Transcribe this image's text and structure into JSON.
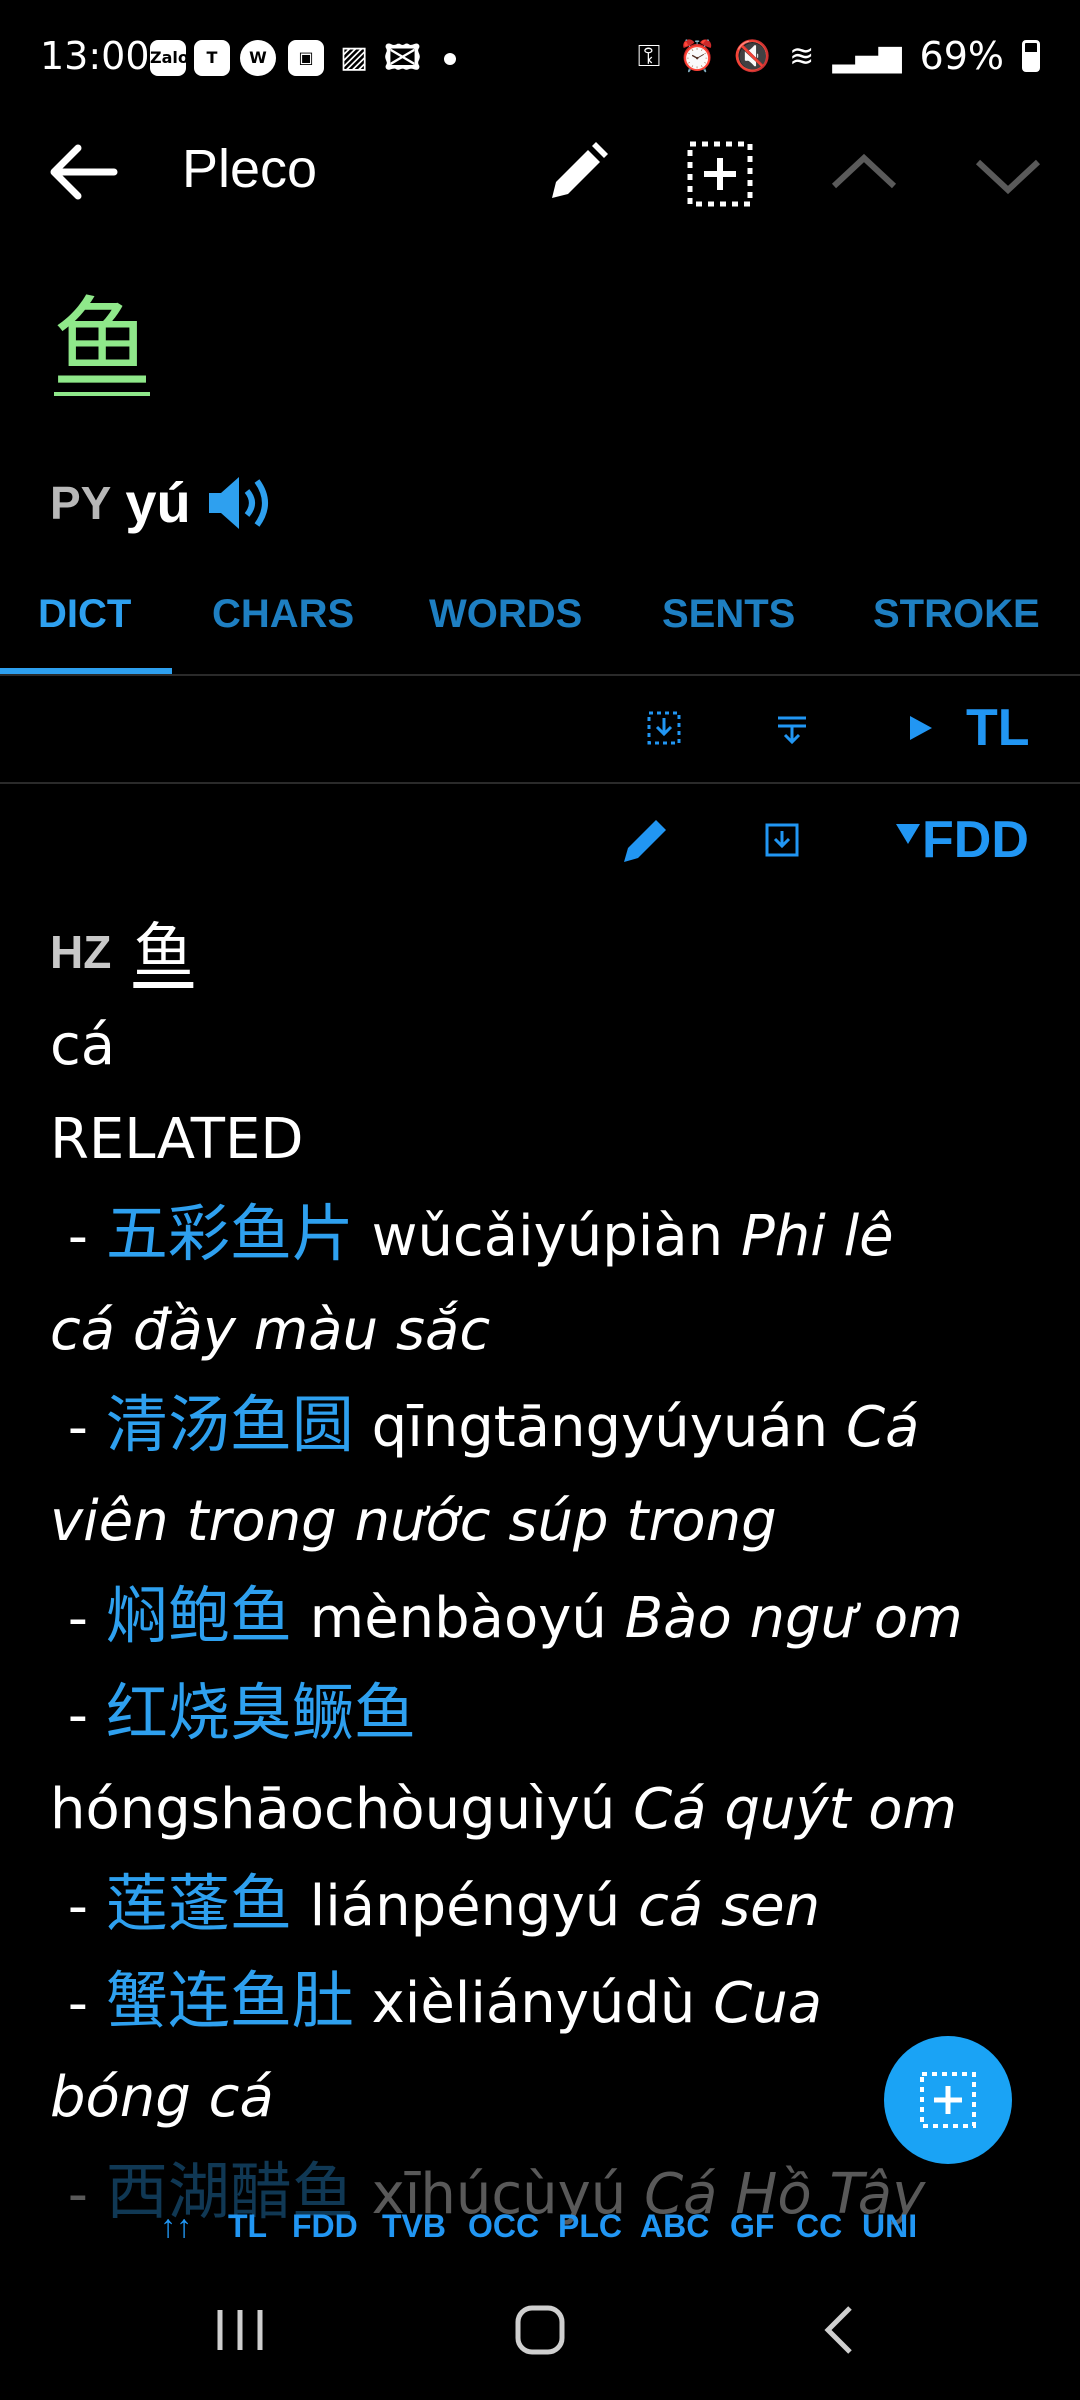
{
  "status_bar": {
    "time": "13:00",
    "app_icons": [
      "Zalo",
      "Teams",
      "W",
      "id",
      "stripes",
      "image"
    ],
    "battery": "69%"
  },
  "app_bar": {
    "title": "Pleco",
    "icons": [
      "back-arrow-icon",
      "edit-pencil-icon",
      "add-flashcard-icon",
      "chevron-up-icon",
      "chevron-down-icon"
    ]
  },
  "entry": {
    "headword": "鱼",
    "pinyin_label": "PY",
    "pinyin": "yú"
  },
  "tabs": [
    {
      "label": "DICT",
      "active": true
    },
    {
      "label": "CHARS",
      "active": false
    },
    {
      "label": "WORDS",
      "active": false
    },
    {
      "label": "SENTS",
      "active": false
    },
    {
      "label": "STROKE",
      "active": false
    }
  ],
  "toolbar1": {
    "dict_label": "TL"
  },
  "toolbar2": {
    "dict_label": "FDD"
  },
  "definition": {
    "hz_label": "HZ",
    "hz_char": "鱼",
    "meaning": "cá",
    "related_label": "RELATED",
    "related": [
      {
        "hanzi": "五彩鱼片",
        "pinyin": "wǔcǎiyúpiàn",
        "trans1": "Phi lê",
        "trans2": "cá đầy màu sắc"
      },
      {
        "hanzi": "清汤鱼圆",
        "pinyin": "qīngtāngyúyuán",
        "trans1": "Cá",
        "trans2": "viên trong nước súp trong"
      },
      {
        "hanzi": "焖鲍鱼",
        "pinyin": "mènbàoyú",
        "trans1": "Bào ngư om"
      },
      {
        "hanzi": "红烧臭鳜鱼",
        "pinyin": "hóngshāochòuguìyú",
        "trans1": "Cá quýt om"
      },
      {
        "hanzi": "莲蓬鱼",
        "pinyin": "liánpéngyú",
        "trans1": "cá sen"
      },
      {
        "hanzi": "蟹连鱼肚",
        "pinyin": "xièliányúdù",
        "trans1": "Cua",
        "trans2": "bóng cá"
      }
    ],
    "partial_line": {
      "hanzi": "西湖醋鱼",
      "pinyin": "xīhúcùyú",
      "trans1": "Cá Hồ Tây"
    }
  },
  "filter_strip": [
    "↑↑",
    "TL",
    "FDD",
    "TVB",
    "OCC",
    "PLC",
    "ABC",
    "GF",
    "CC",
    "UNI"
  ],
  "colors": {
    "accent": "#2196f3",
    "headword": "#8fe88a",
    "hanzi_link": "#2ea0ef",
    "fab": "#1aa3f5"
  }
}
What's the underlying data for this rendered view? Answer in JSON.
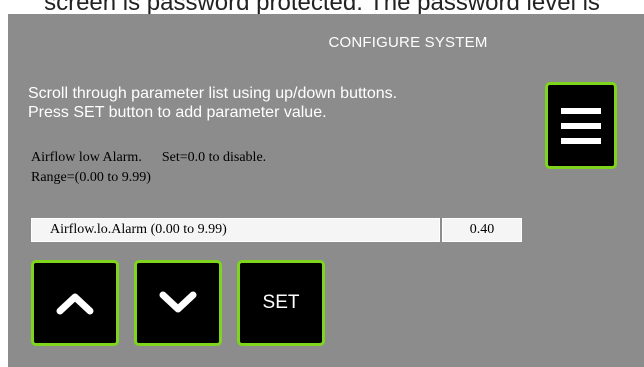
{
  "top_caption": "screen is password protected. The password level is",
  "title": "CONFIGURE SYSTEM",
  "instructions": {
    "line1": "Scroll through parameter list using up/down buttons.",
    "line2": "Press SET button to add parameter value."
  },
  "parameter_description": {
    "name": "Airflow low Alarm.",
    "note": "Set=0.0 to disable.",
    "range": "Range=(0.00 to 9.99)"
  },
  "parameter_field": {
    "label": "Airflow.lo.Alarm   (0.00 to 9.99)",
    "value": "0.40"
  },
  "buttons": {
    "menu_icon": "hamburger-menu-icon",
    "up_icon": "chevron-up-icon",
    "down_icon": "chevron-down-icon",
    "set_label": "SET"
  },
  "colors": {
    "panel_bg": "#8c8c8c",
    "button_bg": "#000000",
    "button_border": "#7fd51c",
    "field_bg": "#f5f5f5"
  }
}
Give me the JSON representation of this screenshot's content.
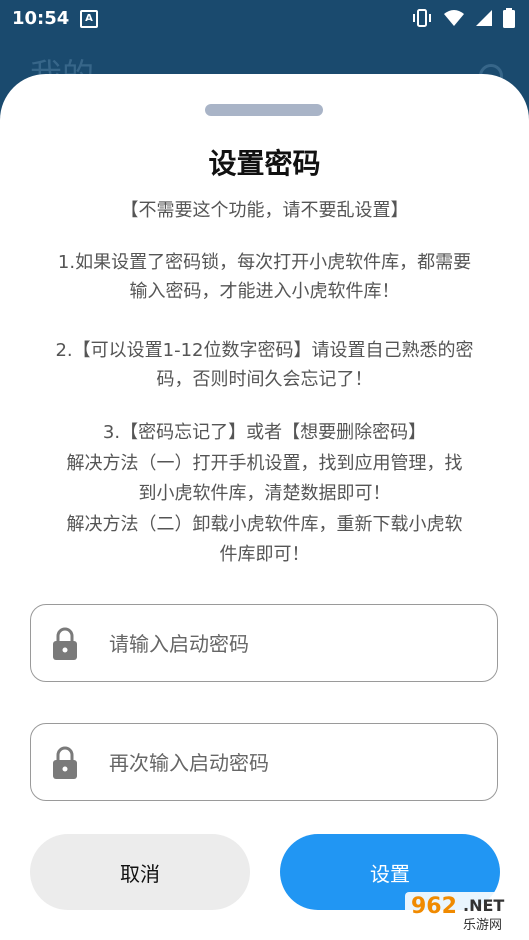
{
  "status_bar": {
    "time": "10:54",
    "notification_icon": "A"
  },
  "background": {
    "page_title": "我的"
  },
  "sheet": {
    "title": "设置密码",
    "subtitle": "【不需要这个功能，请不要乱设置】",
    "para1_line1": "1.如果设置了密码锁，每次打开小虎软件库，都需要",
    "para1_line2": "输入密码，才能进入小虎软件库！",
    "para2_line1": "2.【可以设置1-12位数字密码】请设置自己熟悉的密",
    "para2_line2": "码，否则时间久会忘记了！",
    "para3_line1": "3.【密码忘记了】或者【想要删除密码】",
    "para3_line2": "解决方法（一）打开手机设置，找到应用管理，找",
    "para3_line3": "到小虎软件库，清楚数据即可！",
    "para3_line4": "解决方法（二）卸载小虎软件库，重新下载小虎软",
    "para3_line5": "件库即可！",
    "password_field": {
      "placeholder": "请输入启动密码",
      "value": ""
    },
    "confirm_field": {
      "placeholder": "再次输入启动密码",
      "value": ""
    },
    "cancel_label": "取消",
    "set_label": "设置"
  },
  "watermark": {
    "logo": "962",
    "net": ".NET",
    "site": "乐游网"
  },
  "colors": {
    "accent": "#2196f3",
    "status_bar": "#1a4a6e",
    "cancel_bg": "#ececec"
  }
}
+++++
• [WHAT YOU NEED TO DO]:
Without the pictures, retype the whole of the material above exactly.

• [ANSWER TO THE TASK]:
Transcribe this image's text and structure into JSON.
{
  "status_bar": {
    "time": "13:00",
    "app_icons": [
      "Zalo",
      "Teams",
      "W",
      "id",
      "stripes",
      "image"
    ],
    "battery": "69%"
  },
  "app_bar": {
    "title": "Pleco",
    "icons": [
      "back-arrow-icon",
      "edit-pencil-icon",
      "add-flashcard-icon",
      "chevron-up-icon",
      "chevron-down-icon"
    ]
  },
  "entry": {
    "headword": "鱼",
    "pinyin_label": "PY",
    "pinyin": "yú"
  },
  "tabs": [
    {
      "label": "DICT",
      "active": true
    },
    {
      "label": "CHARS",
      "active": false
    },
    {
      "label": "WORDS",
      "active": false
    },
    {
      "label": "SENTS",
      "active": false
    },
    {
      "label": "STROKE",
      "active": false
    }
  ],
  "toolbar1": {
    "dict_label": "TL"
  },
  "toolbar2": {
    "dict_label": "FDD"
  },
  "definition": {
    "hz_label": "HZ",
    "hz_char": "鱼",
    "meaning": "cá",
    "related_label": "RELATED",
    "related": [
      {
        "hanzi": "五彩鱼片",
        "pinyin": "wǔcǎiyúpiàn",
        "trans1": "Phi lê",
        "trans2": "cá đầy màu sắc"
      },
      {
        "hanzi": "清汤鱼圆",
        "pinyin": "qīngtāngyúyuán",
        "trans1": "Cá",
        "trans2": "viên trong nước súp trong"
      },
      {
        "hanzi": "焖鲍鱼",
        "pinyin": "mènbàoyú",
        "trans1": "Bào ngư om"
      },
      {
        "hanzi": "红烧臭鳜鱼",
        "pinyin": "hóngshāochòuguìyú",
        "trans1": "Cá quýt om"
      },
      {
        "hanzi": "莲蓬鱼",
        "pinyin": "liánpéngyú",
        "trans1": "cá sen"
      },
      {
        "hanzi": "蟹连鱼肚",
        "pinyin": "xièliányúdù",
        "trans1": "Cua",
        "trans2": "bóng cá"
      }
    ],
    "partial_line": {
      "hanzi": "西湖醋鱼",
      "pinyin": "xīhúcùyú",
      "trans1": "Cá Hồ Tây"
    }
  },
  "filter_strip": [
    "↑↑",
    "TL",
    "FDD",
    "TVB",
    "OCC",
    "PLC",
    "ABC",
    "GF",
    "CC",
    "UNI"
  ],
  "colors": {
    "accent": "#2196f3",
    "headword": "#8fe88a",
    "hanzi_link": "#2ea0ef",
    "fab": "#1aa3f5"
  }
}
What's the underlying data for this rendered view? Answer in JSON.
{
  "top_caption": "screen is password protected. The password level is",
  "title": "CONFIGURE SYSTEM",
  "instructions": {
    "line1": "Scroll through parameter list using up/down buttons.",
    "line2": "Press SET button to add parameter value."
  },
  "parameter_description": {
    "name": "Airflow low Alarm.",
    "note": "Set=0.0 to disable.",
    "range": "Range=(0.00 to 9.99)"
  },
  "parameter_field": {
    "label": "Airflow.lo.Alarm   (0.00 to 9.99)",
    "value": "0.40"
  },
  "buttons": {
    "menu_icon": "hamburger-menu-icon",
    "up_icon": "chevron-up-icon",
    "down_icon": "chevron-down-icon",
    "set_label": "SET"
  },
  "colors": {
    "panel_bg": "#8c8c8c",
    "button_bg": "#000000",
    "button_border": "#7fd51c",
    "field_bg": "#f5f5f5"
  }
}
Give me the JSON representation of this screenshot's content.
{
  "status_bar": {
    "time": "10:54",
    "notification_icon": "A"
  },
  "background": {
    "page_title": "我的"
  },
  "sheet": {
    "title": "设置密码",
    "subtitle": "【不需要这个功能，请不要乱设置】",
    "para1_line1": "1.如果设置了密码锁，每次打开小虎软件库，都需要",
    "para1_line2": "输入密码，才能进入小虎软件库！",
    "para2_line1": "2.【可以设置1-12位数字密码】请设置自己熟悉的密",
    "para2_line2": "码，否则时间久会忘记了！",
    "para3_line1": "3.【密码忘记了】或者【想要删除密码】",
    "para3_line2": "解决方法（一）打开手机设置，找到应用管理，找",
    "para3_line3": "到小虎软件库，清楚数据即可！",
    "para3_line4": "解决方法（二）卸载小虎软件库，重新下载小虎软",
    "para3_line5": "件库即可！",
    "password_field": {
      "placeholder": "请输入启动密码",
      "value": ""
    },
    "confirm_field": {
      "placeholder": "再次输入启动密码",
      "value": ""
    },
    "cancel_label": "取消",
    "set_label": "设置"
  },
  "watermark": {
    "logo": "962",
    "net": ".NET",
    "site": "乐游网"
  },
  "colors": {
    "accent": "#2196f3",
    "status_bar": "#1a4a6e",
    "cancel_bg": "#ececec"
  }
}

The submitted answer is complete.